(PAGE TEXT begins)

So that was your car. Sorry man but I NEEDED that $$$. I'll pay you back.
 
Those articles are so full of it. We are not burning and consuming our way into oblivion. And earth's resources ARE NOT finite. Everything gets recycled eventtually, including us.
 
The elderly started it

So where did this land-grabbing, resource-gobbling nature of ours originate? Tom Brokaw says that the WWII generation was the "greatest generation," but isn't it really the generation that got the ball rolling down the path of consumerism, suburbanization, automobilization, televisionization, and the wal-mart and strip-mallization of society? The "greatest generation" did indeed turn out a bumper crop of messed up children who turned out, on average, to be the biggest bunch of self-righteous, spoiled, materialistic, immoral, polyamorous, mentally deranged, fickle, have-it-all ****wits the world has ever seen. This is a uniquely American phenomenon -- whereas the middle-aged in most of the rest of the world turned out to be "relatively" well-balanced, in America it's like "Does your house smell like crap? Buy new LYSOL anti-odor spray!" and housewives are like, "Yes, my house DOES smell rather like crap" and buys a can of compressed health-degrading chemical odor to offset the odor in her house. Somehow the Baby Boomers inherited a "stupid gene" from the "greatest generation" and the earth is now suffering as a result. It is clear that we are a permanently damaged, sick, and twisted culture and we may never recover. The only hope for the survival of our race is to use our best genetic material to create two new human proto-embryos, a male and a female, and then wipe ourselves out. The embryos will thaw after the human armageddon, and the earth will be free. I nominate myself and Maria Sharapova to produce this perfect genetic material.
 
SpaceMagic said:
Now, I'm probably going to get flamed for not agreeing with most left-wingers who, i'm sorry, more or less believe anything. I'm so glad the Bush administration held tough at the G8 summit.. at least someone has some sense.

I won't flame you, but I will say that it COULD be that we're in this mess now because instead of looking at problems and trying to solve them, my dear friends on the right AND left would rather spew hateful rhetoric. What we need is a vision, and we DON'T have it right now. Hold "tough" at the G8 is the LAST thing we needed when we spend the least of any industrialized nation on poverty. Argue if you will, but we're all in this together.
As for the environment, I'd be in heaven if even Nixon came back as president. At least he had the common sense to know the world's resourses are finite. Bush, on the other hand, allows the rape of the planet as long as it generates a buck. Open your eyes.
Bah.
 
alex_ant said:
.... and housewives are like, "Yes, my house DOES smell rather like crap" and buys a can of compressed health-degrading chemical odor to offset the odor in her house.

Exactly!

(PAGE TEXT ends)
(RECORDED INFORMATION begins)

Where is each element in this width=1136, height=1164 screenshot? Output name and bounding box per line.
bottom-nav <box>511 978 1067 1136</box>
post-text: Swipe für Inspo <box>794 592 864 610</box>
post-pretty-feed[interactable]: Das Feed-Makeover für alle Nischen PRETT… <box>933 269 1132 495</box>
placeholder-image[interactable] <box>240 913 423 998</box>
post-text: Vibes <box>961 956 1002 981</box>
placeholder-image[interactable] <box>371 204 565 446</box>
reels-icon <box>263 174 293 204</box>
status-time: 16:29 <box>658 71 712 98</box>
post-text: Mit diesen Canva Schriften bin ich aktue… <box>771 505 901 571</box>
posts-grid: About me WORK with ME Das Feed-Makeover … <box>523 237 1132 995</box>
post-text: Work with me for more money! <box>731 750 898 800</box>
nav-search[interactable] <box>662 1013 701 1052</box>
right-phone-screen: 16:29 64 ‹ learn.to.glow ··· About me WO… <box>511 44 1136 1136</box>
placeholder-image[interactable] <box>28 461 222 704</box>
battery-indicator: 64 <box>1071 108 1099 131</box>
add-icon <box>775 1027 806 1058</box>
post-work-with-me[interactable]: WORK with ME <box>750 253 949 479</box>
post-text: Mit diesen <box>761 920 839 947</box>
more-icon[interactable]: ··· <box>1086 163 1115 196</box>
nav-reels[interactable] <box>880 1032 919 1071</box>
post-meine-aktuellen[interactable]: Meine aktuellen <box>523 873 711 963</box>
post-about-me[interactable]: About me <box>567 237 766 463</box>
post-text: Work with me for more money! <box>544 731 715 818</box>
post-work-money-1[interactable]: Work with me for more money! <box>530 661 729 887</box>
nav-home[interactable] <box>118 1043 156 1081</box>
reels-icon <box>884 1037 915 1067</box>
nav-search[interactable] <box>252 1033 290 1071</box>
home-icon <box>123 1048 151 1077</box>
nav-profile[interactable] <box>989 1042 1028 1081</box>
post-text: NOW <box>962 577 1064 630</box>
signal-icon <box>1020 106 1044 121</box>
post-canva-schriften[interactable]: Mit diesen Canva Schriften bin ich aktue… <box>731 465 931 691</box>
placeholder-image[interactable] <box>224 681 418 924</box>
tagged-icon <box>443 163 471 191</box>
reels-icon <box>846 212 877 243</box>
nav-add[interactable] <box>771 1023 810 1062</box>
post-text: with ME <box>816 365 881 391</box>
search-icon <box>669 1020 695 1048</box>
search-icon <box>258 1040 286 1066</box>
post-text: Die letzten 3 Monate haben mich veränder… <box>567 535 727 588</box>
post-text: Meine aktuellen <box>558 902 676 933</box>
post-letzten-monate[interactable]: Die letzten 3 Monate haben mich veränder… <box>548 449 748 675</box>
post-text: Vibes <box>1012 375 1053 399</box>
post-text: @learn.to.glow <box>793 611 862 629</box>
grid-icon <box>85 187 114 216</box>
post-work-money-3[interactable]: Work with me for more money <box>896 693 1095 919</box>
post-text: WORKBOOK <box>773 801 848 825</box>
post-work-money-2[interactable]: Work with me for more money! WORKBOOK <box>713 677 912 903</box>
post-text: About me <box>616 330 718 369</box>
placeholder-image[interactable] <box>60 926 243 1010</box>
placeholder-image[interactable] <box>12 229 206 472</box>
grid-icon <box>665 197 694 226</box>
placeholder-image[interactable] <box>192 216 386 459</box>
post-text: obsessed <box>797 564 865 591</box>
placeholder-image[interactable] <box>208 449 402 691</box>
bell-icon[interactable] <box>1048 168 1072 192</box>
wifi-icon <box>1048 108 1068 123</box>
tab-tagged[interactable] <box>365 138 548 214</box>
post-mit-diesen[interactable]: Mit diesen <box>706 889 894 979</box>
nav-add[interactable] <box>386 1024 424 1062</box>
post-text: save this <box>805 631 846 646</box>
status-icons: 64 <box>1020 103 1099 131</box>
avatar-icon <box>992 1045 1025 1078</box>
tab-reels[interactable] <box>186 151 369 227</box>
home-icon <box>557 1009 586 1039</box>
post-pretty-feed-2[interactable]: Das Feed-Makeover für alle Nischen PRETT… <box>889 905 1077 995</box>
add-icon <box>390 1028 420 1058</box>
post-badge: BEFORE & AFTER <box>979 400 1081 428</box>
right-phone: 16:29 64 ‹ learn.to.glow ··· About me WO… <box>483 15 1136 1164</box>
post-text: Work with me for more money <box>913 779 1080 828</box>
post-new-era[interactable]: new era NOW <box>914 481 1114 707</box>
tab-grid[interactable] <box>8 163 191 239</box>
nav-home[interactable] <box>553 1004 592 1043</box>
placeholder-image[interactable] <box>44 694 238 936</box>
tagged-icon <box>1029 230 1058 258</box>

(RECORDED INFORMATION ends)

◆ REQUIRED TASKS
(1) In the forum thread, why would the commenter replying to SpaceMagic be glad to see even Nixon back as president? Answer in one to three sentences.
(2) According to the forum thread, which generation does Tom Brokaw call the "greatest generation"?
(3) Pick up the forum thread on consumerism and the environment after its final line and keep it going.

◆ RESPONSE LIST
(1) The commenter says Nixon at least had the common sense to know the world's resources are finite. By contrast, the commenter says Bush allows the planet to be exploited as long as it makes money.

(2) The WWII generation.

(3)
The final straw of final straws for me was the disposable toilet bowl cleaner on a stick. Use it once, throw it away! God forbid you have to rinse something out and use it again. We are the most wasteful animals in the world, bar NONE. Even monkeys use the same stick over and over to catch termites, not clear a forest just to have fresh ones. We are destroying ourselves by destroying the box we live in.
 
MongoTheGeek said:
If you count labor as a resource than yes fewer resources are consumed. If I were to replace a diesel generator with a horse on a treadmill and claim resource savings because I don't count the grain to feed the horse I would be disingenuous and I am sure you would call me on it. Likewise if it were pushed by slaves and I didn't count what it took to feed them it would be much the same. I am merely trading oil for wheat.

P. J. O'rourke wrote a book some time ago (All the trouble in the world?) That addresses this somewhat. It went something like this: Bangladesh is proud that they have WAY more jitneys (human powered taxis) than cars. That saves lots of money! Well, if you add up what it costs to feed someone and how many BTU's are produced and add in the lost manpower for important things, THEN compare that to how much energy it takes to power a car, those jitney's are the WORST thing you can do.
Sometimes the obvious is so incredibly wrong.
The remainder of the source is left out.